(Figure content listings)
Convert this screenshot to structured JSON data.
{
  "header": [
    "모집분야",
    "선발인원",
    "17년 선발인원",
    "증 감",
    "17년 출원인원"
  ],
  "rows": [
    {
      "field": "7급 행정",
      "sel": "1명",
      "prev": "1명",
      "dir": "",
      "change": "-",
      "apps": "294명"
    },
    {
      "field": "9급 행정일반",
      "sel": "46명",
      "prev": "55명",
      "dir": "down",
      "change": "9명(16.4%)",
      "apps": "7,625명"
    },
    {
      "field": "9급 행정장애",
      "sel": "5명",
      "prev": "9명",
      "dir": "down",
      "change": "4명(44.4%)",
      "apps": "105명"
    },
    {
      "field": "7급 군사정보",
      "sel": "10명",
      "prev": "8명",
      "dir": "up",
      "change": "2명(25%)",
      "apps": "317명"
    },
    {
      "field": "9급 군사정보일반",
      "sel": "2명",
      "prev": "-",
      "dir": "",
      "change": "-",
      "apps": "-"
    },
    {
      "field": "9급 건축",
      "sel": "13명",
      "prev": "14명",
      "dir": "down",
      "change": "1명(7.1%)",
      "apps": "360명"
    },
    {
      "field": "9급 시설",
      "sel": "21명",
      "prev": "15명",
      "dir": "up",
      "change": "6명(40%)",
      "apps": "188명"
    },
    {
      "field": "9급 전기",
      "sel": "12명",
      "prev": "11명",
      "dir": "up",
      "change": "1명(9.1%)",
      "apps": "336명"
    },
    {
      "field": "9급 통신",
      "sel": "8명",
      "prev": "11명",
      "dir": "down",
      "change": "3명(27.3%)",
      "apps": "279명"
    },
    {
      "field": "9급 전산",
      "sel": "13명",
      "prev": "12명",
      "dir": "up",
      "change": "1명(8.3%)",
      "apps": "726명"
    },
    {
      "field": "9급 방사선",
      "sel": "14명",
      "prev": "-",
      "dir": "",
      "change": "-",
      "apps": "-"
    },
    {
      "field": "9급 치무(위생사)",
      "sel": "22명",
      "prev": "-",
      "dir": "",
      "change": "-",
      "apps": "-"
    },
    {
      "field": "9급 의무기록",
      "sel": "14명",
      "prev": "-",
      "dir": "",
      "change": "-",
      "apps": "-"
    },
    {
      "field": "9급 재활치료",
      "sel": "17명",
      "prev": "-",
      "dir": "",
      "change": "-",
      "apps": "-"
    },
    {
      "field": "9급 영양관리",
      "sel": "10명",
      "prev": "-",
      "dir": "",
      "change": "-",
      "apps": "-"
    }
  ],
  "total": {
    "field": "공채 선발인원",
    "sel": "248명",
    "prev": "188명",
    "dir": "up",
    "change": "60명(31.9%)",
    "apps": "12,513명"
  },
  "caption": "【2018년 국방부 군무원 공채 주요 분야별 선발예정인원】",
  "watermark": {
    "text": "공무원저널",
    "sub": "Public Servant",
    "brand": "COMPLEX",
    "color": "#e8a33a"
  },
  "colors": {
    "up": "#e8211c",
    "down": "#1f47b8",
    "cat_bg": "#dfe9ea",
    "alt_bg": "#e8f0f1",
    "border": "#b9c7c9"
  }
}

INSTRUCTIONS FOR THE TASK:
Exactly as written above, please repeat the entries.

COMPLETE OUTPUT:
Convert this screenshot to structured JSON data.
{
  "header": [
    "모집분야",
    "선발인원",
    "17년 선발인원",
    "증 감",
    "17년 출원인원"
  ],
  "rows": [
    {
      "field": "7급 행정",
      "sel": "1명",
      "prev": "1명",
      "dir": "",
      "change": "-",
      "apps": "294명"
    },
    {
      "field": "9급 행정일반",
      "sel": "46명",
      "prev": "55명",
      "dir": "down",
      "change": "9명(16.4%)",
      "apps": "7,625명"
    },
    {
      "field": "9급 행정장애",
      "sel": "5명",
      "prev": "9명",
      "dir": "down",
      "change": "4명(44.4%)",
      "apps": "105명"
    },
    {
      "field": "7급 군사정보",
      "sel": "10명",
      "prev": "8명",
      "dir": "up",
      "change": "2명(25%)",
      "apps": "317명"
    },
    {
      "field": "9급 군사정보일반",
      "sel": "2명",
      "prev": "-",
      "dir": "",
      "change": "-",
      "apps": "-"
    },
    {
      "field": "9급 건축",
      "sel": "13명",
      "prev": "14명",
      "dir": "down",
      "change": "1명(7.1%)",
      "apps": "360명"
    },
    {
      "field": "9급 시설",
      "sel": "21명",
      "prev": "15명",
      "dir": "up",
      "change": "6명(40%)",
      "apps": "188명"
    },
    {
      "field": "9급 전기",
      "sel": "12명",
      "prev": "11명",
      "dir": "up",
      "change": "1명(9.1%)",
      "apps": "336명"
    },
    {
      "field": "9급 통신",
      "sel": "8명",
      "prev": "11명",
      "dir": "down",
      "change": "3명(27.3%)",
      "apps": "279명"
    },
    {
      "field": "9급 전산",
      "sel": "13명",
      "prev": "12명",
      "dir": "up",
      "change": "1명(8.3%)",
      "apps": "726명"
    },
    {
      "field": "9급 방사선",
      "sel": "14명",
      "prev": "-",
      "dir": "",
      "change": "-",
      "apps": "-"
    },
    {
      "field": "9급 치무(위생사)",
      "sel": "22명",
      "prev": "-",
      "dir": "",
      "change": "-",
      "apps": "-"
    },
    {
      "field": "9급 의무기록",
      "sel": "14명",
      "prev": "-",
      "dir": "",
      "change": "-",
      "apps": "-"
    },
    {
      "field": "9급 재활치료",
      "sel": "17명",
      "prev": "-",
      "dir": "",
      "change": "-",
      "apps": "-"
    },
    {
      "field": "9급 영양관리",
      "sel": "10명",
      "prev": "-",
      "dir": "",
      "change": "-",
      "apps": "-"
    }
  ],
  "total": {
    "field": "공채 선발인원",
    "sel": "248명",
    "prev": "188명",
    "dir": "up",
    "change": "60명(31.9%)",
    "apps": "12,513명"
  },
  "caption": "【2018년 국방부 군무원 공채 주요 분야별 선발예정인원】",
  "watermark": {
    "text": "공무원저널",
    "sub": "Public Servant",
    "brand": "COMPLEX",
    "color": "#e8a33a"
  },
  "colors": {
    "up": "#e8211c",
    "down": "#1f47b8",
    "cat_bg": "#dfe9ea",
    "alt_bg": "#e8f0f1",
    "border": "#b9c7c9"
  }
}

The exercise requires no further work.